Reproduce the material exactly, omitting nothing.

- - - - -

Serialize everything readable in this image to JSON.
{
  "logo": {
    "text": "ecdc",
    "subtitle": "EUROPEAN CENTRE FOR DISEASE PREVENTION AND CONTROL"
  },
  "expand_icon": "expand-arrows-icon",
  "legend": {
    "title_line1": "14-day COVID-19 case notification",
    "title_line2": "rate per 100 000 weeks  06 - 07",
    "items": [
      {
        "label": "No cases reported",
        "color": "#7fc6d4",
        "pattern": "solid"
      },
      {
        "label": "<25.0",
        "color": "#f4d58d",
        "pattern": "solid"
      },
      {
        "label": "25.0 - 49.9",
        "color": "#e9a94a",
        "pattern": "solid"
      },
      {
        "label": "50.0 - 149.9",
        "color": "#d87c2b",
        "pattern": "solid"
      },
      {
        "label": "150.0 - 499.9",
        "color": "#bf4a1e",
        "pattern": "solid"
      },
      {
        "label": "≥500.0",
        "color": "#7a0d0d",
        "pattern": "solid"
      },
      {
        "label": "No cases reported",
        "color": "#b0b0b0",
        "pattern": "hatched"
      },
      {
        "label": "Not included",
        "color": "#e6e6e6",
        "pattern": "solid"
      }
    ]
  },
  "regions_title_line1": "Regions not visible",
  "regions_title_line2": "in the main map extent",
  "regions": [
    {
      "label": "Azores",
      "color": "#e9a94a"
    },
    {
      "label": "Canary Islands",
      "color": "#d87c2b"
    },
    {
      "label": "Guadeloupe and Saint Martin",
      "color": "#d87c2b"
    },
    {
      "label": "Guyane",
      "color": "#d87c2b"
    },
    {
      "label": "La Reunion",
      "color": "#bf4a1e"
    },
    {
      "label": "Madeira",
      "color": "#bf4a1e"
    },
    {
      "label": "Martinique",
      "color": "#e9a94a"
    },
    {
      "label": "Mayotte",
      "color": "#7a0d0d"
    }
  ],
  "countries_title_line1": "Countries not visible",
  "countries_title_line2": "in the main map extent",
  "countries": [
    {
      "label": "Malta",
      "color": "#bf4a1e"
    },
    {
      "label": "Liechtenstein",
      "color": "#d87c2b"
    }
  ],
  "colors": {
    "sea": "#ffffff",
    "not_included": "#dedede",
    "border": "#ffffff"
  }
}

- - - - -

REPLY
Serialize everything readable in this image to JSON.
{
  "logo": {
    "text": "ecdc",
    "subtitle": "EUROPEAN CENTRE FOR DISEASE PREVENTION AND CONTROL"
  },
  "expand_icon": "expand-arrows-icon",
  "legend": {
    "title_line1": "14-day COVID-19 case notification",
    "title_line2": "rate per 100 000 weeks  06 - 07",
    "items": [
      {
        "label": "No cases reported",
        "color": "#7fc6d4",
        "pattern": "solid"
      },
      {
        "label": "<25.0",
        "color": "#f4d58d",
        "pattern": "solid"
      },
      {
        "label": "25.0 - 49.9",
        "color": "#e9a94a",
        "pattern": "solid"
      },
      {
        "label": "50.0 - 149.9",
        "color": "#d87c2b",
        "pattern": "solid"
      },
      {
        "label": "150.0 - 499.9",
        "color": "#bf4a1e",
        "pattern": "solid"
      },
      {
        "label": "≥500.0",
        "color": "#7a0d0d",
        "pattern": "solid"
      },
      {
        "label": "No cases reported",
        "color": "#b0b0b0",
        "pattern": "hatched"
      },
      {
        "label": "Not included",
        "color": "#e6e6e6",
        "pattern": "solid"
      }
    ]
  },
  "regions_title_line1": "Regions not visible",
  "regions_title_line2": "in the main map extent",
  "regions": [
    {
      "label": "Azores",
      "color": "#e9a94a"
    },
    {
      "label": "Canary Islands",
      "color": "#d87c2b"
    },
    {
      "label": "Guadeloupe and Saint Martin",
      "color": "#d87c2b"
    },
    {
      "label": "Guyane",
      "color": "#d87c2b"
    },
    {
      "label": "La Reunion",
      "color": "#bf4a1e"
    },
    {
      "label": "Madeira",
      "color": "#bf4a1e"
    },
    {
      "label": "Martinique",
      "color": "#e9a94a"
    },
    {
      "label": "Mayotte",
      "color": "#7a0d0d"
    }
  ],
  "countries_title_line1": "Countries not visible",
  "countries_title_line2": "in the main map extent",
  "countries": [
    {
      "label": "Malta",
      "color": "#bf4a1e"
    },
    {
      "label": "Liechtenstein",
      "color": "#d87c2b"
    }
  ],
  "colors": {
    "sea": "#ffffff",
    "not_included": "#dedede",
    "border": "#ffffff"
  }
}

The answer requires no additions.